■ **Collected data entries**:
================================
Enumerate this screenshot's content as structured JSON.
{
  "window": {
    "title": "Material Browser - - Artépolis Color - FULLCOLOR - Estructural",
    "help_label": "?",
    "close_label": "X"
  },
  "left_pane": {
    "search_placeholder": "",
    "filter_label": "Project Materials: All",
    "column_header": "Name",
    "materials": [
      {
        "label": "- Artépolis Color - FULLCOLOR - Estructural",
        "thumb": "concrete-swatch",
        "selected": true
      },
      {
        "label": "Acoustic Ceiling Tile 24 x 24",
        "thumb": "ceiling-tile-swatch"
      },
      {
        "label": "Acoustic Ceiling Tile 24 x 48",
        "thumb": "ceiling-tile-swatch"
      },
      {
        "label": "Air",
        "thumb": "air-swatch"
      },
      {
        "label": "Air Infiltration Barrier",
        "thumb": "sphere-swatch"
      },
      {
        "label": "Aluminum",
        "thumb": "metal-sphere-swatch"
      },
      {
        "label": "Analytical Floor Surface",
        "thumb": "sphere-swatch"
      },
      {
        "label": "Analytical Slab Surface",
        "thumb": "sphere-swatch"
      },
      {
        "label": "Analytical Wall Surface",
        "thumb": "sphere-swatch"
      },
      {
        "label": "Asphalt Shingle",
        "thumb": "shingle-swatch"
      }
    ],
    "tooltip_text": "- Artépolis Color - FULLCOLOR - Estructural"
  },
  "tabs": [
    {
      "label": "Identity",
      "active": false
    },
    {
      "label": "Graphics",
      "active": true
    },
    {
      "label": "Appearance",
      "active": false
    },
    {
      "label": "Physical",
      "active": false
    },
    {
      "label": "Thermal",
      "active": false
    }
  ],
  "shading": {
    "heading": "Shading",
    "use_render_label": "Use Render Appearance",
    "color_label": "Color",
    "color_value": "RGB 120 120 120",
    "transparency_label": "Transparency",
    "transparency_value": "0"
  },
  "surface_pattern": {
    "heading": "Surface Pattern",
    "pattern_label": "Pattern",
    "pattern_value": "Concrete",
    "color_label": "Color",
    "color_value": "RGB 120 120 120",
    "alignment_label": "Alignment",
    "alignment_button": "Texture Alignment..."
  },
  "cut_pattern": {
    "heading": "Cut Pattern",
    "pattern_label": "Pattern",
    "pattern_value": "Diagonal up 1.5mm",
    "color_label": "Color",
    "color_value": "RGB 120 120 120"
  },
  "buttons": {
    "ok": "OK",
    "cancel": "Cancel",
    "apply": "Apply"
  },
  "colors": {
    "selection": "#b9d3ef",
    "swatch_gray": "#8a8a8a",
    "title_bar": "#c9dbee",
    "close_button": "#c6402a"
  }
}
================================
■ **Exercise**: Print all of the entries exactly as they are written.

■ **Task response**:
Enumerate this screenshot's content as structured JSON.
{
  "window": {
    "title": "Material Browser - - Artépolis Color - FULLCOLOR - Estructural",
    "help_label": "?",
    "close_label": "X"
  },
  "left_pane": {
    "search_placeholder": "",
    "filter_label": "Project Materials: All",
    "column_header": "Name",
    "materials": [
      {
        "label": "- Artépolis Color - FULLCOLOR - Estructural",
        "thumb": "concrete-swatch",
        "selected": true
      },
      {
        "label": "Acoustic Ceiling Tile 24 x 24",
        "thumb": "ceiling-tile-swatch"
      },
      {
        "label": "Acoustic Ceiling Tile 24 x 48",
        "thumb": "ceiling-tile-swatch"
      },
      {
        "label": "Air",
        "thumb": "air-swatch"
      },
      {
        "label": "Air Infiltration Barrier",
        "thumb": "sphere-swatch"
      },
      {
        "label": "Aluminum",
        "thumb": "metal-sphere-swatch"
      },
      {
        "label": "Analytical Floor Surface",
        "thumb": "sphere-swatch"
      },
      {
        "label": "Analytical Slab Surface",
        "thumb": "sphere-swatch"
      },
      {
        "label": "Analytical Wall Surface",
        "thumb": "sphere-swatch"
      },
      {
        "label": "Asphalt Shingle",
        "thumb": "shingle-swatch"
      }
    ],
    "tooltip_text": "- Artépolis Color - FULLCOLOR - Estructural"
  },
  "tabs": [
    {
      "label": "Identity",
      "active": false
    },
    {
      "label": "Graphics",
      "active": true
    },
    {
      "label": "Appearance",
      "active": false
    },
    {
      "label": "Physical",
      "active": false
    },
    {
      "label": "Thermal",
      "active": false
    }
  ],
  "shading": {
    "heading": "Shading",
    "use_render_label": "Use Render Appearance",
    "color_label": "Color",
    "color_value": "RGB 120 120 120",
    "transparency_label": "Transparency",
    "transparency_value": "0"
  },
  "surface_pattern": {
    "heading": "Surface Pattern",
    "pattern_label": "Pattern",
    "pattern_value": "Concrete",
    "color_label": "Color",
    "color_value": "RGB 120 120 120",
    "alignment_label": "Alignment",
    "alignment_button": "Texture Alignment..."
  },
  "cut_pattern": {
    "heading": "Cut Pattern",
    "pattern_label": "Pattern",
    "pattern_value": "Diagonal up 1.5mm",
    "color_label": "Color",
    "color_value": "RGB 120 120 120"
  },
  "buttons": {
    "ok": "OK",
    "cancel": "Cancel",
    "apply": "Apply"
  },
  "colors": {
    "selection": "#b9d3ef",
    "swatch_gray": "#8a8a8a",
    "title_bar": "#c9dbee",
    "close_button": "#c6402a"
  }
}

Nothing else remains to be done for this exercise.